=== Section Start ===

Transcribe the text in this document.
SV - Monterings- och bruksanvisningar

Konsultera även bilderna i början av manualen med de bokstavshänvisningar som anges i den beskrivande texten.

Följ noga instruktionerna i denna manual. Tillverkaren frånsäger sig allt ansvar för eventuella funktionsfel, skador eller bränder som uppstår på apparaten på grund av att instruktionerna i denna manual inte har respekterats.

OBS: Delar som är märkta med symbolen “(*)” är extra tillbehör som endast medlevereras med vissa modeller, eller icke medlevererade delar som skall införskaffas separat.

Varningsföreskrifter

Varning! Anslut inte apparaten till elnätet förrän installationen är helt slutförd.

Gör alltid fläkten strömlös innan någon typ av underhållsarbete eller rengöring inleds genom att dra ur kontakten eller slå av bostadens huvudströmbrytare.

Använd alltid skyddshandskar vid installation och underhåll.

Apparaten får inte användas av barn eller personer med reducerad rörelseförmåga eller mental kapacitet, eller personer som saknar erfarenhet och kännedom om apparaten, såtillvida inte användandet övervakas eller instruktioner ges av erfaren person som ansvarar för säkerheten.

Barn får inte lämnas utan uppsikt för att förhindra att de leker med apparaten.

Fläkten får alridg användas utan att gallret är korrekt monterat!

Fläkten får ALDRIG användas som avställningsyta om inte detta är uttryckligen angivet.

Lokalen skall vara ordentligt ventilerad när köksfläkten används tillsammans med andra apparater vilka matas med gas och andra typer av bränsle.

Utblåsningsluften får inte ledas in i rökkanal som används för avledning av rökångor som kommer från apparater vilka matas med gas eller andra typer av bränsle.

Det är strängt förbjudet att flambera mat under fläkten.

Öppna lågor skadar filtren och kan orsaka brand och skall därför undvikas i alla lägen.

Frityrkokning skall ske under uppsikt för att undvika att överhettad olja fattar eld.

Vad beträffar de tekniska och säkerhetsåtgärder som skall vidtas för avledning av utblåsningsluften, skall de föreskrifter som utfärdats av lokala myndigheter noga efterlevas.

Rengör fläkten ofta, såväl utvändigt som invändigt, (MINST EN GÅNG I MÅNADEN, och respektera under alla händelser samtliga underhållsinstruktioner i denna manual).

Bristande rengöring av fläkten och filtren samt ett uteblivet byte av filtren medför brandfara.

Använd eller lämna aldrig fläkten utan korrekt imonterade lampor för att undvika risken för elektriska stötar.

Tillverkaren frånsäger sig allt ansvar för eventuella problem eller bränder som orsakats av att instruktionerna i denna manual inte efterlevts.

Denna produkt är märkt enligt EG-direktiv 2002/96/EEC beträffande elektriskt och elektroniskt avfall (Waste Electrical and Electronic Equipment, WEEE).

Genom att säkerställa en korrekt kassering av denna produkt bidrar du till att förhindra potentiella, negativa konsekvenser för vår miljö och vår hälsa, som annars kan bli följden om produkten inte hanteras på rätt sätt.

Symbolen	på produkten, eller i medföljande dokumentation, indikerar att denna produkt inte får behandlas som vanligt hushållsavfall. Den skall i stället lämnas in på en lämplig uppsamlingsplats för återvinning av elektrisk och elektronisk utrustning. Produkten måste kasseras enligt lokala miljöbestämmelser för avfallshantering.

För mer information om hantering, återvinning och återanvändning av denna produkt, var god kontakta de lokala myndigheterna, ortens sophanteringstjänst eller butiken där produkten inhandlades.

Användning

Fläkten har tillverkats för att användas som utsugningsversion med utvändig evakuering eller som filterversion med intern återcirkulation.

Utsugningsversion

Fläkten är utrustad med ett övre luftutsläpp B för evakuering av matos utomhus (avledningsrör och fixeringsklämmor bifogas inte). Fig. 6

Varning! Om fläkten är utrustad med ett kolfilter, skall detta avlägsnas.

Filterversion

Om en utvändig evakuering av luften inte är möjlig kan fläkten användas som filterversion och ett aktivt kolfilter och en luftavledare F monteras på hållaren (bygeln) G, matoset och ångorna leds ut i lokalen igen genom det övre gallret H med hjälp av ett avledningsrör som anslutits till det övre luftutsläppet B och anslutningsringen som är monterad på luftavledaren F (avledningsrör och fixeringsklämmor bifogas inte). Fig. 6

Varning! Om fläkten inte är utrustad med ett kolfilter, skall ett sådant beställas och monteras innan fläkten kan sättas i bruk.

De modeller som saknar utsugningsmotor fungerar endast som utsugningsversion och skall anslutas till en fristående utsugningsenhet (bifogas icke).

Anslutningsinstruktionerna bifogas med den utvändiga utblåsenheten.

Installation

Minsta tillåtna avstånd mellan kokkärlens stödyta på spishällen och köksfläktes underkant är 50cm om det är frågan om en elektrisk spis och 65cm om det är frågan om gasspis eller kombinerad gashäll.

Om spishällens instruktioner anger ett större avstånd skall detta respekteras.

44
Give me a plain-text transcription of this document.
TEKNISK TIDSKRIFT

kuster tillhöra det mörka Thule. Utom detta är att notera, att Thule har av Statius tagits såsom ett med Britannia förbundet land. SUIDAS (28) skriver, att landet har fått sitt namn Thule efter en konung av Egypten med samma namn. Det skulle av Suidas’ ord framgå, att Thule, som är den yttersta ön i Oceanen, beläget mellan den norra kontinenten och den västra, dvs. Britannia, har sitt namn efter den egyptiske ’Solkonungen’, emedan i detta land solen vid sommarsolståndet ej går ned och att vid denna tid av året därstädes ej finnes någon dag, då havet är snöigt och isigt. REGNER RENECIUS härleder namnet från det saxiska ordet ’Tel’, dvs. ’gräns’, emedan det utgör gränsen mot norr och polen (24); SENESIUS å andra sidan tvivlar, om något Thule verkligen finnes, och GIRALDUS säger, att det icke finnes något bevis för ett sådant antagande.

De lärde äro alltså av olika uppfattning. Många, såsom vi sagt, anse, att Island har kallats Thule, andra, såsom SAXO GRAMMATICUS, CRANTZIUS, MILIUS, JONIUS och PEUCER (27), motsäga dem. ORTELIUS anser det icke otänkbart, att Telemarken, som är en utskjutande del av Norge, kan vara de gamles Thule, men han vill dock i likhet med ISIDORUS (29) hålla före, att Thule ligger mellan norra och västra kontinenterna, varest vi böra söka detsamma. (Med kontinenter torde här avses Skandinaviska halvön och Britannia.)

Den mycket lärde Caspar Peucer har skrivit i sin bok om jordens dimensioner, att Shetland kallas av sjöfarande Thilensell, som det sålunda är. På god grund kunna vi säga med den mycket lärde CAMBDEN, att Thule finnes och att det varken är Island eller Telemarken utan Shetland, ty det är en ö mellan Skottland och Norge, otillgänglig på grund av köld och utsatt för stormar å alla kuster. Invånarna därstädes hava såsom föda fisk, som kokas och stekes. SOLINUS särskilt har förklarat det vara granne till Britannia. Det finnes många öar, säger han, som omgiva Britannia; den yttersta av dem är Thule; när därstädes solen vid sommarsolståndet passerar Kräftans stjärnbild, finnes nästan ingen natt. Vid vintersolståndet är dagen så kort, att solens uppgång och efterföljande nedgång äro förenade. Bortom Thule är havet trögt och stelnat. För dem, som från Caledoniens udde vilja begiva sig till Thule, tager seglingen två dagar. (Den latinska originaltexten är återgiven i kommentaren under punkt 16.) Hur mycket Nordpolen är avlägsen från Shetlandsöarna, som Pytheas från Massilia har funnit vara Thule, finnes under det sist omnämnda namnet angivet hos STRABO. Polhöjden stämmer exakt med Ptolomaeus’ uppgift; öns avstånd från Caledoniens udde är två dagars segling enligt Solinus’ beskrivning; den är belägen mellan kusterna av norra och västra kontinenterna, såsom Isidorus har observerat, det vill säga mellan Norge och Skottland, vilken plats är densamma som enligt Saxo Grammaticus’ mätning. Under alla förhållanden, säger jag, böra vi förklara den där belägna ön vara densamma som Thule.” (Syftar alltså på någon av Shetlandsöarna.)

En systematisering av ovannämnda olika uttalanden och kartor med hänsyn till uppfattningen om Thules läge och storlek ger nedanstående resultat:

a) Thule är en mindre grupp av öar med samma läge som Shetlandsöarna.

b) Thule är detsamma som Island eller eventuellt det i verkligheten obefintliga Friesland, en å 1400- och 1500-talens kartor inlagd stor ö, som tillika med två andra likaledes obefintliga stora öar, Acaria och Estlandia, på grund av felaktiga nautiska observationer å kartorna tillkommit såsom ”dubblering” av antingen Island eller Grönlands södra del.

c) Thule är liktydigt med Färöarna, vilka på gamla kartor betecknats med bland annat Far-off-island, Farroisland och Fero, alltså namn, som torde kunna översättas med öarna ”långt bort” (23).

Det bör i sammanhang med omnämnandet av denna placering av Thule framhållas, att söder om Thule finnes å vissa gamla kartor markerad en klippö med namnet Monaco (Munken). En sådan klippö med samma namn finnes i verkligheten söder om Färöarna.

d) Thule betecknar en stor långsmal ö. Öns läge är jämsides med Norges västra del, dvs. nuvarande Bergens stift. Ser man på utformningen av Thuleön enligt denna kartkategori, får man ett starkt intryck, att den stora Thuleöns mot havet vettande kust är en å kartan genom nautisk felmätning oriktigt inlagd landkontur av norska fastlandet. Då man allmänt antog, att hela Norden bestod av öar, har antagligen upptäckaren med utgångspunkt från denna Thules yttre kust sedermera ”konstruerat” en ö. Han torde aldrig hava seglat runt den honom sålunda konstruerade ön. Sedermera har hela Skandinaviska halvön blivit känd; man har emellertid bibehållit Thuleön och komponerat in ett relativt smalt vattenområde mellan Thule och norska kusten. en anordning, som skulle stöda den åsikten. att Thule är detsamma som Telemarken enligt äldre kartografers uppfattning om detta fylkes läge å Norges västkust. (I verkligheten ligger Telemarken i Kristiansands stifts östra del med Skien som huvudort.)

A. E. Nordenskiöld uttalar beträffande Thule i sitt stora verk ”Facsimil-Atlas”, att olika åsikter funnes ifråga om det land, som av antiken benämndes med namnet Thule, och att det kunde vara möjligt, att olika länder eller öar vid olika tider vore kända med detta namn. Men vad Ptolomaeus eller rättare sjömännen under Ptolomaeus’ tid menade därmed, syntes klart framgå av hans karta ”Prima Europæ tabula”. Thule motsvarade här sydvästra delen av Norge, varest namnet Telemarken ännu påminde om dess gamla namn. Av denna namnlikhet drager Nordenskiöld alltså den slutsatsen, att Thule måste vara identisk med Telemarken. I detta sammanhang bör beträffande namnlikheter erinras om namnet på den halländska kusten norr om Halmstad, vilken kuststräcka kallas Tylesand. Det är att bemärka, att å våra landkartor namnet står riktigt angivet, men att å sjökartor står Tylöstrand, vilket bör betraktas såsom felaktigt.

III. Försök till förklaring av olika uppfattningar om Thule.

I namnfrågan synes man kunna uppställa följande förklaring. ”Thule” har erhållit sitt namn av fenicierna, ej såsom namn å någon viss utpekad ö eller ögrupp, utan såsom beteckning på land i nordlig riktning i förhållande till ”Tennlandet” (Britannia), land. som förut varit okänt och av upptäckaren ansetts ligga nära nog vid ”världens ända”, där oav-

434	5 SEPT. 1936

=== Section End ===

* _Problem statement_:
Each line of the data above containing the string "uppsikt" is to be copied.

* _Response box_:
Barn får inte lämnas utan uppsikt för att förhindra att de leker med apparaten.
Frityrkokning skall ske under uppsikt för att undvika att överhettad olja fattar eld.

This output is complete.